═════ RECORDS FOR THIS TASK ═════
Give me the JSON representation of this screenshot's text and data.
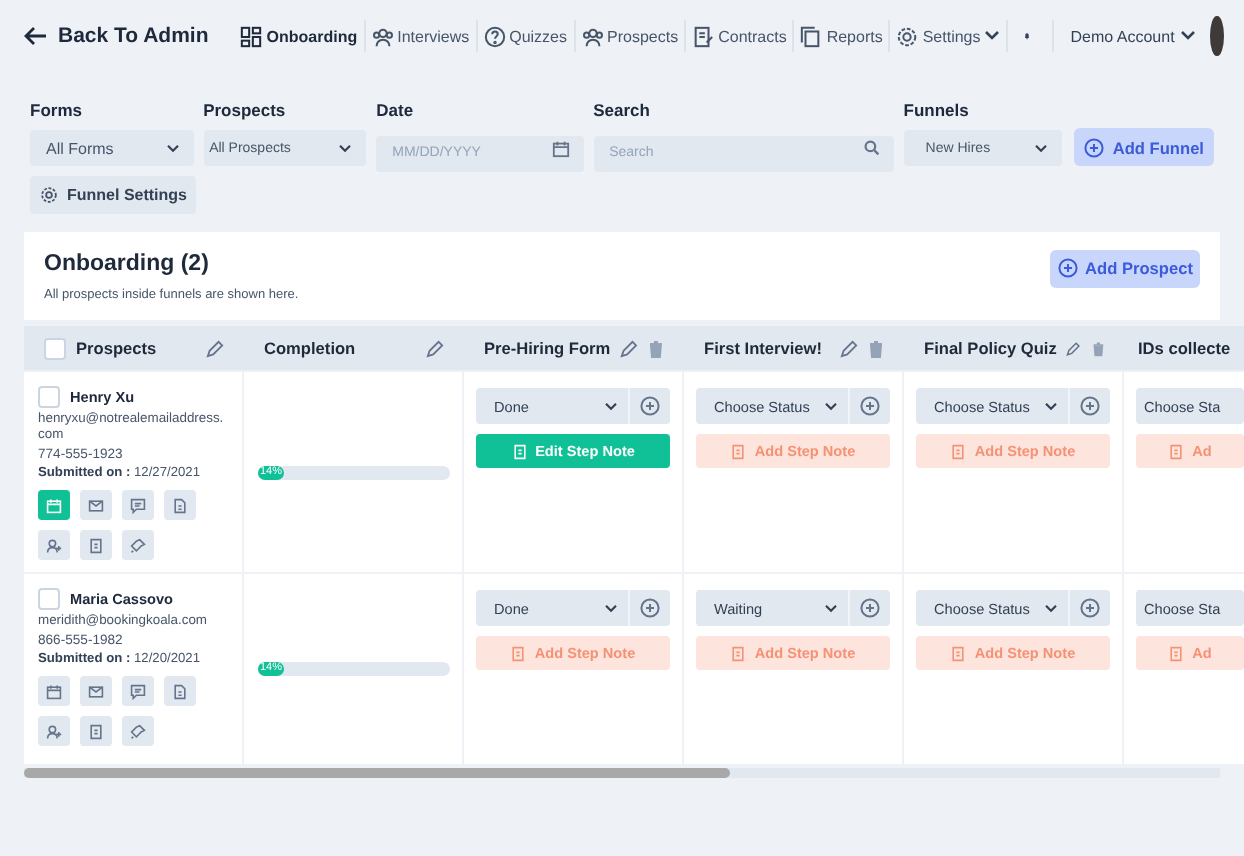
{
  "header": {
    "back": "Back To Admin",
    "nav": [
      {
        "label": "Onboarding",
        "selected": true
      },
      {
        "label": "Interviews",
        "selected": false
      },
      {
        "label": "Quizzes",
        "selected": false
      },
      {
        "label": "Prospects",
        "selected": false
      },
      {
        "label": "Contracts",
        "selected": false
      },
      {
        "label": "Reports",
        "selected": false
      },
      {
        "label": "Settings",
        "selected": false
      }
    ],
    "account": "Demo Account"
  },
  "filters": {
    "forms": {
      "label": "Forms",
      "value": "All Forms"
    },
    "prospects": {
      "label": "Prospects",
      "value": "All Prospects"
    },
    "date": {
      "label": "Date",
      "placeholder": "MM/DD/YYYY"
    },
    "search": {
      "label": "Search",
      "placeholder": "Search"
    },
    "funnels": {
      "label": "Funnels",
      "value": "New Hires"
    },
    "add_funnel": "Add Funnel",
    "funnel_settings": "Funnel Settings"
  },
  "funnel": {
    "title": "Onboarding (2)",
    "subtitle": "All prospects inside funnels are shown here.",
    "add_prospect": "Add Prospect"
  },
  "table": {
    "select_all_checked": false,
    "columns": [
      {
        "label": "Prospects",
        "kind": "check"
      },
      {
        "label": "Completion",
        "kind": "plain"
      },
      {
        "label": "Pre-Hiring Form",
        "kind": "step"
      },
      {
        "label": "First Interview!",
        "kind": "step"
      },
      {
        "label": "Final Policy Quiz",
        "kind": "step"
      },
      {
        "label": "IDs collecte",
        "kind": "cut"
      }
    ],
    "rows": [
      {
        "name": "Henry Xu",
        "checked": false,
        "email": "henryxu@notrealemailaddress.com",
        "phone": "774-555-1923",
        "submitted_label": "Submitted on :",
        "submitted": "12/27/2021",
        "actions": [
          {
            "selected": true
          },
          {
            "selected": false
          },
          {
            "selected": false
          },
          {
            "selected": false
          },
          {
            "selected": false
          },
          {
            "selected": false
          },
          {
            "selected": false
          }
        ],
        "completion": {
          "level": 0.14,
          "label": "14%"
        },
        "steps": [
          {
            "status": "Done",
            "note": "Edit Step Note",
            "kind": "edit"
          },
          {
            "status": "Choose Status",
            "note": "Add Step Note",
            "kind": "add"
          },
          {
            "status": "Choose Status",
            "note": "Add Step Note",
            "kind": "add"
          },
          {
            "status": "Choose Sta",
            "note": "Ad",
            "kind": "add"
          }
        ]
      },
      {
        "name": "Maria Cassovo",
        "checked": false,
        "email": "meridith@bookingkoala.com",
        "phone": "866-555-1982",
        "submitted_label": "Submitted on :",
        "submitted": "12/20/2021",
        "actions": [
          {
            "selected": false
          },
          {
            "selected": false
          },
          {
            "selected": false
          },
          {
            "selected": false
          },
          {
            "selected": false
          },
          {
            "selected": false
          },
          {
            "selected": false
          }
        ],
        "completion": {
          "level": 0.14,
          "label": "14%"
        },
        "steps": [
          {
            "status": "Done",
            "note": "Add Step Note",
            "kind": "add"
          },
          {
            "status": "Waiting",
            "note": "Add Step Note",
            "kind": "add"
          },
          {
            "status": "Choose Status",
            "note": "Add Step Note",
            "kind": "add"
          },
          {
            "status": "Choose Sta",
            "note": "Ad",
            "kind": "add"
          }
        ]
      }
    ]
  }
}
═════
GOAL OF THE EXERCISE - Do not include the images; transcribe the rest of the listing exactly.

OUTPUT OF THE TASK -
Give me the JSON representation of this screenshot's text and data.
{
  "header": {
    "back": "Back To Admin",
    "nav": [
      {
        "label": "Onboarding",
        "selected": true
      },
      {
        "label": "Interviews",
        "selected": false
      },
      {
        "label": "Quizzes",
        "selected": false
      },
      {
        "label": "Prospects",
        "selected": false
      },
      {
        "label": "Contracts",
        "selected": false
      },
      {
        "label": "Reports",
        "selected": false
      },
      {
        "label": "Settings",
        "selected": false
      }
    ],
    "account": "Demo Account"
  },
  "filters": {
    "forms": {
      "label": "Forms",
      "value": "All Forms"
    },
    "prospects": {
      "label": "Prospects",
      "value": "All Prospects"
    },
    "date": {
      "label": "Date",
      "placeholder": "MM/DD/YYYY"
    },
    "search": {
      "label": "Search",
      "placeholder": "Search"
    },
    "funnels": {
      "label": "Funnels",
      "value": "New Hires"
    },
    "add_funnel": "Add Funnel",
    "funnel_settings": "Funnel Settings"
  },
  "funnel": {
    "title": "Onboarding (2)",
    "subtitle": "All prospects inside funnels are shown here.",
    "add_prospect": "Add Prospect"
  },
  "table": {
    "select_all_checked": false,
    "columns": [
      {
        "label": "Prospects",
        "kind": "check"
      },
      {
        "label": "Completion",
        "kind": "plain"
      },
      {
        "label": "Pre-Hiring Form",
        "kind": "step"
      },
      {
        "label": "First Interview!",
        "kind": "step"
      },
      {
        "label": "Final Policy Quiz",
        "kind": "step"
      },
      {
        "label": "IDs collecte",
        "kind": "cut"
      }
    ],
    "rows": [
      {
        "name": "Henry Xu",
        "checked": false,
        "email": "henryxu@notrealemailaddress.com",
        "phone": "774-555-1923",
        "submitted_label": "Submitted on :",
        "submitted": "12/27/2021",
        "actions": [
          {
            "selected": true
          },
          {
            "selected": false
          },
          {
            "selected": false
          },
          {
            "selected": false
          },
          {
            "selected": false
          },
          {
            "selected": false
          },
          {
            "selected": false
          }
        ],
        "completion": {
          "level": 0.14,
          "label": "14%"
        },
        "steps": [
          {
            "status": "Done",
            "note": "Edit Step Note",
            "kind": "edit"
          },
          {
            "status": "Choose Status",
            "note": "Add Step Note",
            "kind": "add"
          },
          {
            "status": "Choose Status",
            "note": "Add Step Note",
            "kind": "add"
          },
          {
            "status": "Choose Sta",
            "note": "Ad",
            "kind": "add"
          }
        ]
      },
      {
        "name": "Maria Cassovo",
        "checked": false,
        "email": "meridith@bookingkoala.com",
        "phone": "866-555-1982",
        "submitted_label": "Submitted on :",
        "submitted": "12/20/2021",
        "actions": [
          {
            "selected": false
          },
          {
            "selected": false
          },
          {
            "selected": false
          },
          {
            "selected": false
          },
          {
            "selected": false
          },
          {
            "selected": false
          },
          {
            "selected": false
          }
        ],
        "completion": {
          "level": 0.14,
          "label": "14%"
        },
        "steps": [
          {
            "status": "Done",
            "note": "Add Step Note",
            "kind": "add"
          },
          {
            "status": "Waiting",
            "note": "Add Step Note",
            "kind": "add"
          },
          {
            "status": "Choose Status",
            "note": "Add Step Note",
            "kind": "add"
          },
          {
            "status": "Choose Sta",
            "note": "Ad",
            "kind": "add"
          }
        ]
      }
    ]
  }
}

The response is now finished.